__WHAT YOU HAVE TO DO__:
Collect each line holding the string "sounds".

__PROVIDED INFORMATION__:
::::

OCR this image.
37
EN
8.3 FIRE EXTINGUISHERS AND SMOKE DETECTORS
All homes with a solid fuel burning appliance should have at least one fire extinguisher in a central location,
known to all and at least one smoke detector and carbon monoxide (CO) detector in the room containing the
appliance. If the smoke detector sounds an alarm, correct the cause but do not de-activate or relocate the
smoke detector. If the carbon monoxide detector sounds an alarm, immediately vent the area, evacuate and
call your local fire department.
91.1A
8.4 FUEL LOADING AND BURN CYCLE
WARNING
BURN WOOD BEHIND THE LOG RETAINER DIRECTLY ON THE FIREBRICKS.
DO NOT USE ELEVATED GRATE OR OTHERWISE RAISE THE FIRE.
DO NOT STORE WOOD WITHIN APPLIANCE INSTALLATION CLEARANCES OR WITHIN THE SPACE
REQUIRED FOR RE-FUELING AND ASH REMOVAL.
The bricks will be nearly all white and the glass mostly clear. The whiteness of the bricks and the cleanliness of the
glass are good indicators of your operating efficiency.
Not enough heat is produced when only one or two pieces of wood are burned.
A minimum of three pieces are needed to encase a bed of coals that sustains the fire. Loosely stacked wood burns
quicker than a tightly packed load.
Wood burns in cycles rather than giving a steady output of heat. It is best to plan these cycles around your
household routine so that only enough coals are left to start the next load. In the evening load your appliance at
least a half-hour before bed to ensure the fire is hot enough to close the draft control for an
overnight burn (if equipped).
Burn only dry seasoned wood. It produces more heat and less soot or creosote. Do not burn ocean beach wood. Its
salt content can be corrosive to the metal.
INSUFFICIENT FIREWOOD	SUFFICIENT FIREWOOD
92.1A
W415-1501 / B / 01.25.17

::::

__RESULT OF THIS EXERCISE__:
appliance. If the smoke detector sounds an alarm, correct the cause but do not de-activate or relocate the
smoke detector. If the carbon monoxide detector sounds an alarm, immediately vent the area, evacuate and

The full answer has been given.